RECORDS SUPPLIED:

------------------------------------------------------------------------

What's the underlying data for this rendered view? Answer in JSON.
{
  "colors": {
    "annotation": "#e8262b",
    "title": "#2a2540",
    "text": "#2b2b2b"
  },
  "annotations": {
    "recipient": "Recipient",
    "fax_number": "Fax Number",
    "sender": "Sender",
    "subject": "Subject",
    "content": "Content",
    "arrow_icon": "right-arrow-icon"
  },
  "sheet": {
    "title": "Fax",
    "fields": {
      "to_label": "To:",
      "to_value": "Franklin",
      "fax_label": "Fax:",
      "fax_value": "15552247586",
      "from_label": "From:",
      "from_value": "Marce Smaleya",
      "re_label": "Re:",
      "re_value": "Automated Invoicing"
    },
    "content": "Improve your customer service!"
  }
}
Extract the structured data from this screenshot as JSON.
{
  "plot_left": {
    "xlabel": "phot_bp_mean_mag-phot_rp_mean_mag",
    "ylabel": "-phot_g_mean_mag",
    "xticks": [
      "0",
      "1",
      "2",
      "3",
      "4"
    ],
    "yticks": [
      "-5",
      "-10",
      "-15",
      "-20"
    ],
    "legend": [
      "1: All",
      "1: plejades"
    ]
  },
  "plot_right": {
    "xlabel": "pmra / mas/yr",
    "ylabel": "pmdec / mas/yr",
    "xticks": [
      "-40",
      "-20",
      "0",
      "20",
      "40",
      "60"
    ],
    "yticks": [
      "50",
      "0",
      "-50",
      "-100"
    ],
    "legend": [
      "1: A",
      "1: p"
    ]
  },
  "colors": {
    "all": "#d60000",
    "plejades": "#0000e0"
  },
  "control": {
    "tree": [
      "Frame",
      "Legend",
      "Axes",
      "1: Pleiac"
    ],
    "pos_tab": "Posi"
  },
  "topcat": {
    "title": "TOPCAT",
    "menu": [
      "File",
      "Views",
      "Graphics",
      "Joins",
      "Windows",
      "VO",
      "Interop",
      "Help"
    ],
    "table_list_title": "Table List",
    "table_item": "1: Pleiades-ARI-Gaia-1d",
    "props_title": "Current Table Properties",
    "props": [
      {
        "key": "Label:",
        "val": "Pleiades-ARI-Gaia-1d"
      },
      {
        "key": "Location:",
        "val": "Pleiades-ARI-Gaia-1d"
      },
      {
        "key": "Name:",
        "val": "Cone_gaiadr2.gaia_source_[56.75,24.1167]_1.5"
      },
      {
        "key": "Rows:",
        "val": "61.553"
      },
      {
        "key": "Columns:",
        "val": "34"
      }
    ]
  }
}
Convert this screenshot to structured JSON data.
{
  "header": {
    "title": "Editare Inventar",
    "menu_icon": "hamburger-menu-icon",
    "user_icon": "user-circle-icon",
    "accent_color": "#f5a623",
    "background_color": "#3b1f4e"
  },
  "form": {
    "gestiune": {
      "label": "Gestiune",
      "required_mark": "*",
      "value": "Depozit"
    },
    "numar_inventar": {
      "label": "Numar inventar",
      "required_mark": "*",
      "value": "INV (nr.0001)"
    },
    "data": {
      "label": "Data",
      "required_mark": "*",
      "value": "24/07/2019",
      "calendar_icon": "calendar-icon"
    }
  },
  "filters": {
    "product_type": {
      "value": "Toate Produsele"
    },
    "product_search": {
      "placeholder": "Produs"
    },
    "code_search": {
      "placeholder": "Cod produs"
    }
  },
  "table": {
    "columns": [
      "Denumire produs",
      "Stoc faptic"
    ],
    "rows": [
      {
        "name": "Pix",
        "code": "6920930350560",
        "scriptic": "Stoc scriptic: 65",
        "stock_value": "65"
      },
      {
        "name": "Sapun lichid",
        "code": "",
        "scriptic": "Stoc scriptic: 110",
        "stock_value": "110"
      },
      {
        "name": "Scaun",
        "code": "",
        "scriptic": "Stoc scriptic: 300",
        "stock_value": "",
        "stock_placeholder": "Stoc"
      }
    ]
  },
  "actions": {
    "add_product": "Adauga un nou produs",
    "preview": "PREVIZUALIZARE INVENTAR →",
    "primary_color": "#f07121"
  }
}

------------------------------------------------------------------------

STATED PROBLEM: Pick out the lines that include the word "structured" and write them out.

SOLUTION TO THIS TASK:
Extract the structured data from this screenshot as JSON.
Convert this screenshot to structured JSON data.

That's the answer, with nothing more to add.